MATERIALS PROVIDED |
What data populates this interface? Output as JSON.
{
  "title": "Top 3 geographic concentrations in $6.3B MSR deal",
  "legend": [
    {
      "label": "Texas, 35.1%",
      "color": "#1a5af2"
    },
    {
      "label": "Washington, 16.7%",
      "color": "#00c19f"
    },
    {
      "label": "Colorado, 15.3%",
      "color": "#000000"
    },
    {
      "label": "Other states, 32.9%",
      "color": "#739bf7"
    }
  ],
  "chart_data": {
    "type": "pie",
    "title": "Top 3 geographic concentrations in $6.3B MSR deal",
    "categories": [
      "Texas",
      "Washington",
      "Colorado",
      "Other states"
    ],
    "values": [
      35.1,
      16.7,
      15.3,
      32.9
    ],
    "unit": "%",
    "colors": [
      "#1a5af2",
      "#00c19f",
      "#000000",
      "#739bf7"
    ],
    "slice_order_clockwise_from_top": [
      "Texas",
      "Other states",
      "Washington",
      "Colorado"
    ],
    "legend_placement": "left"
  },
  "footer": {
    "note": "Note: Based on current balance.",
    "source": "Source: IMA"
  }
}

SHORT TASK |
Can you give every line above again, exactly as written?

SOLUTION |
What data populates this interface? Output as JSON.
{
  "title": "Top 3 geographic concentrations in $6.3B MSR deal",
  "legend": [
    {
      "label": "Texas, 35.1%",
      "color": "#1a5af2"
    },
    {
      "label": "Washington, 16.7%",
      "color": "#00c19f"
    },
    {
      "label": "Colorado, 15.3%",
      "color": "#000000"
    },
    {
      "label": "Other states, 32.9%",
      "color": "#739bf7"
    }
  ],
  "chart_data": {
    "type": "pie",
    "title": "Top 3 geographic concentrations in $6.3B MSR deal",
    "categories": [
      "Texas",
      "Washington",
      "Colorado",
      "Other states"
    ],
    "values": [
      35.1,
      16.7,
      15.3,
      32.9
    ],
    "unit": "%",
    "colors": [
      "#1a5af2",
      "#00c19f",
      "#000000",
      "#739bf7"
    ],
    "slice_order_clockwise_from_top": [
      "Texas",
      "Other states",
      "Washington",
      "Colorado"
    ],
    "legend_placement": "left"
  },
  "footer": {
    "note": "Note: Based on current balance.",
    "source": "Source: IMA"
  }
}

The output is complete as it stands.